[Source document start]

The results obtained in the pilot survey show that the tendency of the people surveyed to follow voluntary simplicity principles differs and depends on the area of life. The recruitment strategy, based heavily on young people (students familiar with eco-design), accounts for the relatively high number of VS and VS/BVS in the classification results for lifestyle, thinking perspective and life cycle thinking. Compared to other studies in this area, the results differ according to age, level of education and material status. As a whole, VS are identified as middle-aged people, well educated (more highly educated than the general population) and financially secure (household income over the national average), inter alia [23,27,33,35].
Compared to similar research investigating the same population group (young people), our results differ. The findings of the studies of Roubanis [33], Isaka [27] and Fogarty’s [74] support the hypothesis that a high level of VSL is very rare in college-age students. In an investigation comparing environmentally-responsible consumerism (ERC) and the voluntary simplicity lifestyle (VSL), between Meredith College students in the USA [33] and Japanese female college students in Osaka Shoin Women’s University (Osaka, Japan) [32], it was shown that both groups of respondents were striving to meet their needs of self-esteem and efficacy through their consumption behaviors. Despite young respondents who practice VSL declaring their intention of taking action towards putting their beliefs into consumer behavior practice, the majority of them are non-self-actualizing. Although VSL influences become more mainstream in social and physical settings, for young people, the influence of the global consumer culture is very high, so their consumption is affected by superficiality and reckless choices. On the other hand, conscious and unconscious factors from the consumers’ social and environmental settings are widely recognized as powerful determinants of consumption behavior [27,74,75,76]. This hypothesis supports the results from our investigation. Our participants consisted mainly of students familiar with eco-design and the conception of life cycle thinking. Because of the negligible share in the pilot sample of people with a low level of education and poor material situation, only single cases of NVS were recorded.

[Source document end]
[Data section start]

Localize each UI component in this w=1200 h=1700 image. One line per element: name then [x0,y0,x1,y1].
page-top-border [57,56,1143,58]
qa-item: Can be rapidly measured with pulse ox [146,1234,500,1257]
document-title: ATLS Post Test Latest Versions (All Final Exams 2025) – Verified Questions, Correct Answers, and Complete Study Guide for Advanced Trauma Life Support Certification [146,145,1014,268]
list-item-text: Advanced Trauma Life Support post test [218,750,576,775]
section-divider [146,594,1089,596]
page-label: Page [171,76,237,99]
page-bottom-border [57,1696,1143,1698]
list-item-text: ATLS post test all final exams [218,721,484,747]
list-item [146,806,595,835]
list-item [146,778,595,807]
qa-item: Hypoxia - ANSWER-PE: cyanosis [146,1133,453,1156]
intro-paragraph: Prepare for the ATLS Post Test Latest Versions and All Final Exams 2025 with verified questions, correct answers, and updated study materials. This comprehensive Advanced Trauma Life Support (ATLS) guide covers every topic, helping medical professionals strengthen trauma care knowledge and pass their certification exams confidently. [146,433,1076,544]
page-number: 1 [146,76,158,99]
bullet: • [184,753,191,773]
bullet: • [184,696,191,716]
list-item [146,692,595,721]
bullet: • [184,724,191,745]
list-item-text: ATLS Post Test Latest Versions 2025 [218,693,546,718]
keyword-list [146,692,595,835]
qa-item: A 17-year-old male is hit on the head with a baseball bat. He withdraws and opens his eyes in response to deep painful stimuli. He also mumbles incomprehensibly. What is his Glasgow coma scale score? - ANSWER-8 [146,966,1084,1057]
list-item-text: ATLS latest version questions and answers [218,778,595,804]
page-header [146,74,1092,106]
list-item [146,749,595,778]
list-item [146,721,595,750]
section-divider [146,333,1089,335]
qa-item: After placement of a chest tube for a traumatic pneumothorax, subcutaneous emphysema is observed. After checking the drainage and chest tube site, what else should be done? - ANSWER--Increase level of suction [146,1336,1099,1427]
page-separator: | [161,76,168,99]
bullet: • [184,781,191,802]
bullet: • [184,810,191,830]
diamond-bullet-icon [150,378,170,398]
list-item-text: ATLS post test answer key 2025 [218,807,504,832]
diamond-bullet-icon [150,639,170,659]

[Data section end]

_Work instructions:_
A. In the voluntary simplicity survey text, why were only single cases of NVS recorded?
B. Pick up the voluntary simplicity survey text after its final sentence and continue it.

_Answers for the exercise:_
A. People with a low level of education and a poor material situation made up a negligible share of the pilot sample.

B.
A potential for improving sustainable consumption patterns lies both in BVS and AS, although in both cases, it has a different nature. Based on the scoring, it can be stated that BVS’s decisions are not driven by saving money, but by fashion and a free choice. Both VS and BVS can afford to buy expensive, high quality and durable products, but the difference between them is that the VS do it “by nature”, while BVS only do it sporadically. AS also tend to practice sustainability, but in their case, it is limited to selected areas of life and is made unconsciously and mainly for cost-saving reasons. Their decisions are not driven by ideology, fashion or free choice, but mostly by economic reasons. They also reduce their consumption, give products a second life and new functionality and save energy and water mainly for cost-saving reasons. In the case of AS, a challenge would be to make them aware of their sustainability choices and to show them the value of de-consumption. There is a risk that if AS had more money, they would start increasing their consumption and abandon their unintentional sustainability. However, by making AS aware of the value hidden in their unconscious sustainability, this risk can be reduced. The four mentioned consumer types represent clear and “pure” characteristics. However, in practice, the use of voluntary simplicity principles and life cycle thinking can be limited to selected areas of daily life only. For this reason, the questionnaire and assessment tool were designed to consist of seven parts, which reflect various aspects of life and, moreover, enable the mixed consumer types to be established.

5. Conclusions

In this paper, an approach for the identification of consumer types by using a practical tool was proposed, able to identify and detect the tendency of consumers to practice the principles of sustainable development in daily life. Voluntary simplicity and life cycle thinking were assumed to be the pillars of this consumer typology. Four types of consumer were distinguished and characterized in terms of many aspects of life: purchasing criteria (PC), mode of decision-making (MDM), sources of general information about products (SGI), sources of environmental information about products (SEI), lifestyle (LS), thinking perspective (TP) and life cycle thinking (LCT). The inclusion of life cycle thinking is an essential element of the designed methodology, as well as the environmental relevance of the answers (fully modelled by using the filtration and scoring systems) as the main criterion for consumer classification. The methodology was successfully verified by a pilot survey performed among 180 respondents. The results were impacted by the composition of the pilot sample, with a noticeable share of young people familiar with eco-design (which resulted in a major contribution from VS and VS/BVS in Questionnaire Parts 5, 6 and 7). On the other hand, the small participation of respondents with a low level of education and poor financial situation resulted in a negligible contribution from NVS types. A more comprehensive survey including a broader spectrum of respondents (in terms of nationality, gender, age, education, financial situation and employment) is planned to be carried out in the near future as part of a larger scientific project.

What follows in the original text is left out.